>> BEGIN

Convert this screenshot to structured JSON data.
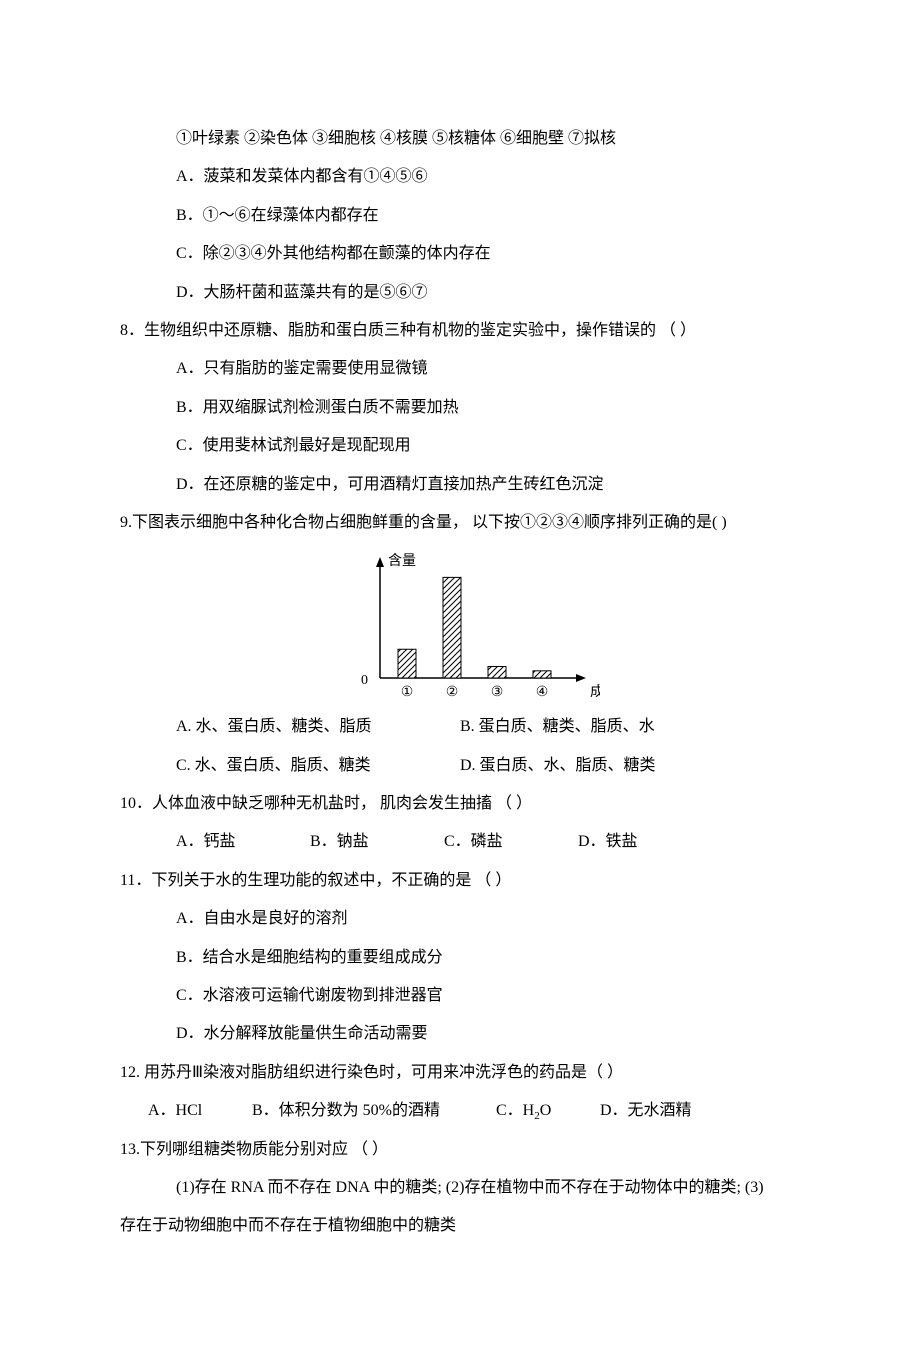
{
  "pre7": {
    "line1": "①叶绿素  ②染色体  ③细胞核  ④核膜  ⑤核糖体  ⑥细胞壁  ⑦拟核",
    "a": "A．菠菜和发菜体内都含有①④⑤⑥",
    "b": "B．①～⑥在绿藻体内都存在",
    "c": "C．除②③④外其他结构都在颤藻的体内存在",
    "d": "D．大肠杆菌和蓝藻共有的是⑤⑥⑦"
  },
  "q8": {
    "stem": "8．生物组织中还原糖、脂肪和蛋白质三种有机物的鉴定实验中，操作错误的 （    ）",
    "a": "A．只有脂肪的鉴定需要使用显微镜",
    "b": "B．用双缩脲试剂检测蛋白质不需要加热",
    "c": "C．使用斐林试剂最好是现配现用",
    "d": "D．在还原糖的鉴定中，可用酒精灯直接加热产生砖红色沉淀"
  },
  "q9": {
    "stem": "9.下图表示细胞中各种化合物占细胞鲜重的含量， 以下按①②③④顺序排列正确的是(     )",
    "a": "A. 水、蛋白质、糖类、脂质",
    "b": "B. 蛋白质、糖类、脂质、水",
    "c": "C. 水、蛋白质、脂质、糖类",
    "d": "D. 蛋白质、水、脂质、糖类"
  },
  "q10": {
    "stem": "10．人体血液中缺乏哪种无机盐时， 肌肉会发生抽搐 （    ）",
    "a": "A．钙盐",
    "b": "B．钠盐",
    "c": "C．磷盐",
    "d": "D．铁盐"
  },
  "q11": {
    "stem": "11．下列关于水的生理功能的叙述中，不正确的是 （    ）",
    "a": "A．自由水是良好的溶剂",
    "b": "B．结合水是细胞结构的重要组成成分",
    "c": "C．水溶液可运输代谢废物到排泄器官",
    "d": "D．水分解释放能量供生命活动需要"
  },
  "q12": {
    "stem": "12. 用苏丹Ⅲ染液对脂肪组织进行染色时，可用来冲洗浮色的药品是（     ）",
    "a": "A．HCl",
    "b": "B．体积分数为 50%的酒精",
    "c_pre": "C．H",
    "c_sub": "2",
    "c_post": "O",
    "d": "D．无水酒精"
  },
  "q13": {
    "stem": "13.下列哪组糖类物质能分别对应 （     ）",
    "line1": "(1)存在 RNA 而不存在 DNA 中的糖类;  (2)存在植物中而不存在于动物体中的糖类;  (3)",
    "line2": "存在于动物细胞中而不存在于植物细胞中的糖类"
  },
  "chart_data": {
    "type": "bar",
    "categories": [
      "①",
      "②",
      "③",
      "④"
    ],
    "values": [
      20,
      70,
      8,
      5
    ],
    "title": "",
    "xlabel": "成分",
    "ylabel": "含量",
    "ylim": [
      0,
      80
    ],
    "origin_label": "0"
  }
}
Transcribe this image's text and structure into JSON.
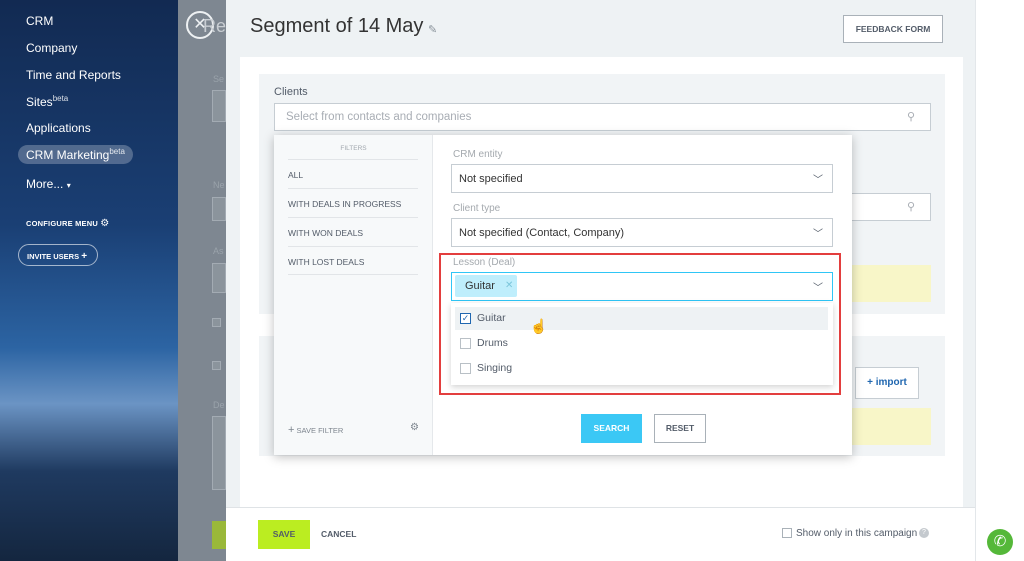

>> END

[GIVEN TASK]:
Repeat the data exactly, excluding the pictures.

[SOLUTION BELOW]:
Convert this screenshot to structured JSON data.
{
  "pre7": {
    "line1": "①叶绿素  ②染色体  ③细胞核  ④核膜  ⑤核糖体  ⑥细胞壁  ⑦拟核",
    "a": "A．菠菜和发菜体内都含有①④⑤⑥",
    "b": "B．①～⑥在绿藻体内都存在",
    "c": "C．除②③④外其他结构都在颤藻的体内存在",
    "d": "D．大肠杆菌和蓝藻共有的是⑤⑥⑦"
  },
  "q8": {
    "stem": "8．生物组织中还原糖、脂肪和蛋白质三种有机物的鉴定实验中，操作错误的 （    ）",
    "a": "A．只有脂肪的鉴定需要使用显微镜",
    "b": "B．用双缩脲试剂检测蛋白质不需要加热",
    "c": "C．使用斐林试剂最好是现配现用",
    "d": "D．在还原糖的鉴定中，可用酒精灯直接加热产生砖红色沉淀"
  },
  "q9": {
    "stem": "9.下图表示细胞中各种化合物占细胞鲜重的含量， 以下按①②③④顺序排列正确的是(     )",
    "a": "A. 水、蛋白质、糖类、脂质",
    "b": "B. 蛋白质、糖类、脂质、水",
    "c": "C. 水、蛋白质、脂质、糖类",
    "d": "D. 蛋白质、水、脂质、糖类"
  },
  "q10": {
    "stem": "10．人体血液中缺乏哪种无机盐时， 肌肉会发生抽搐 （    ）",
    "a": "A．钙盐",
    "b": "B．钠盐",
    "c": "C．磷盐",
    "d": "D．铁盐"
  },
  "q11": {
    "stem": "11．下列关于水的生理功能的叙述中，不正确的是 （    ）",
    "a": "A．自由水是良好的溶剂",
    "b": "B．结合水是细胞结构的重要组成成分",
    "c": "C．水溶液可运输代谢废物到排泄器官",
    "d": "D．水分解释放能量供生命活动需要"
  },
  "q12": {
    "stem": "12. 用苏丹Ⅲ染液对脂肪组织进行染色时，可用来冲洗浮色的药品是（     ）",
    "a": "A．HCl",
    "b": "B．体积分数为 50%的酒精",
    "c_pre": "C．H",
    "c_sub": "2",
    "c_post": "O",
    "d": "D．无水酒精"
  },
  "q13": {
    "stem": "13.下列哪组糖类物质能分别对应 （     ）",
    "line1": "(1)存在 RNA 而不存在 DNA 中的糖类;  (2)存在植物中而不存在于动物体中的糖类;  (3)",
    "line2": "存在于动物细胞中而不存在于植物细胞中的糖类"
  },
  "chart_data": {
    "type": "bar",
    "categories": [
      "①",
      "②",
      "③",
      "④"
    ],
    "values": [
      20,
      70,
      8,
      5
    ],
    "title": "",
    "xlabel": "成分",
    "ylabel": "含量",
    "ylim": [
      0,
      80
    ],
    "origin_label": "0"
  }
}
Transcribe this image's text and structure into JSON.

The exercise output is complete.